### Exercise directions
Read the records and write them out again exactly.

******************************

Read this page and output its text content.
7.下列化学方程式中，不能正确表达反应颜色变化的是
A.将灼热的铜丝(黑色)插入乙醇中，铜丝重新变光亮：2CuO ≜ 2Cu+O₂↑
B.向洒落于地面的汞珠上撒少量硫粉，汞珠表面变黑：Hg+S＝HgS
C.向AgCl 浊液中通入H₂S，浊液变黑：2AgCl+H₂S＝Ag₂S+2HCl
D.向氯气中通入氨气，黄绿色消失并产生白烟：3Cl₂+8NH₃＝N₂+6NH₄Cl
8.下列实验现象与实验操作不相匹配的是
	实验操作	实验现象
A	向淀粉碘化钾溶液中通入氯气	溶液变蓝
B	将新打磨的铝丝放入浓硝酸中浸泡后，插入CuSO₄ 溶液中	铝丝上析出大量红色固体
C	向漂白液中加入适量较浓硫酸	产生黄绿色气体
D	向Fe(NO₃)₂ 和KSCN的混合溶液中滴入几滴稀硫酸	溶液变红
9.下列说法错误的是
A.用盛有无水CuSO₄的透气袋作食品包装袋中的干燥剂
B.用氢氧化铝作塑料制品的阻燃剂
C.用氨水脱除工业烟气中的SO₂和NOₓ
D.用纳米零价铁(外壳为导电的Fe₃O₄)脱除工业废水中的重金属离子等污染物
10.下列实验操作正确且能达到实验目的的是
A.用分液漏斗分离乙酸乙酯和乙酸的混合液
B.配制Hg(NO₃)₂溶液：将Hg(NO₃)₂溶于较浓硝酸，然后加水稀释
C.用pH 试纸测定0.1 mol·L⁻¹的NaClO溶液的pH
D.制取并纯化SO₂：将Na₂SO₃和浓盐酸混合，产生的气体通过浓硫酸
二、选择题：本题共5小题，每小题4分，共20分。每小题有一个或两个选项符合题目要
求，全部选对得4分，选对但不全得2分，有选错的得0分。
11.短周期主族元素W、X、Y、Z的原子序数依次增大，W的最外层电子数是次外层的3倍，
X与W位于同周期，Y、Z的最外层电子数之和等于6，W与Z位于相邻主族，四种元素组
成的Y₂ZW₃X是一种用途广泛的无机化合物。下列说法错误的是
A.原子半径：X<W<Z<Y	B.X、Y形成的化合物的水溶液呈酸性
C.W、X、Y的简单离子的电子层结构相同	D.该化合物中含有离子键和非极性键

******************************

### Full output
Read this page and output its text content.
7.下列化学方程式中，不能正确表达反应颜色变化的是
A.将灼热的铜丝(黑色)插入乙醇中，铜丝重新变光亮：2CuO ≜ 2Cu+O₂↑
B.向洒落于地面的汞珠上撒少量硫粉，汞珠表面变黑：Hg+S＝HgS
C.向AgCl 浊液中通入H₂S，浊液变黑：2AgCl+H₂S＝Ag₂S+2HCl
D.向氯气中通入氨气，黄绿色消失并产生白烟：3Cl₂+8NH₃＝N₂+6NH₄Cl
8.下列实验现象与实验操作不相匹配的是
	实验操作	实验现象
A	向淀粉碘化钾溶液中通入氯气	溶液变蓝
B	将新打磨的铝丝放入浓硝酸中浸泡后，插入CuSO₄ 溶液中	铝丝上析出大量红色固体
C	向漂白液中加入适量较浓硫酸	产生黄绿色气体
D	向Fe(NO₃)₂ 和KSCN的混合溶液中滴入几滴稀硫酸	溶液变红
9.下列说法错误的是
A.用盛有无水CuSO₄的透气袋作食品包装袋中的干燥剂
B.用氢氧化铝作塑料制品的阻燃剂
C.用氨水脱除工业烟气中的SO₂和NOₓ
D.用纳米零价铁(外壳为导电的Fe₃O₄)脱除工业废水中的重金属离子等污染物
10.下列实验操作正确且能达到实验目的的是
A.用分液漏斗分离乙酸乙酯和乙酸的混合液
B.配制Hg(NO₃)₂溶液：将Hg(NO₃)₂溶于较浓硝酸，然后加水稀释
C.用pH 试纸测定0.1 mol·L⁻¹的NaClO溶液的pH
D.制取并纯化SO₂：将Na₂SO₃和浓盐酸混合，产生的气体通过浓硫酸
二、选择题：本题共5小题，每小题4分，共20分。每小题有一个或两个选项符合题目要
求，全部选对得4分，选对但不全得2分，有选错的得0分。
11.短周期主族元素W、X、Y、Z的原子序数依次增大，W的最外层电子数是次外层的3倍，
X与W位于同周期，Y、Z的最外层电子数之和等于6，W与Z位于相邻主族，四种元素组
成的Y₂ZW₃X是一种用途广泛的无机化合物。下列说法错误的是
A.原子半径：X<W<Z<Y	B.X、Y形成的化合物的水溶液呈酸性
C.W、X、Y的简单离子的电子层结构相同	D.该化合物中含有离子键和非极性键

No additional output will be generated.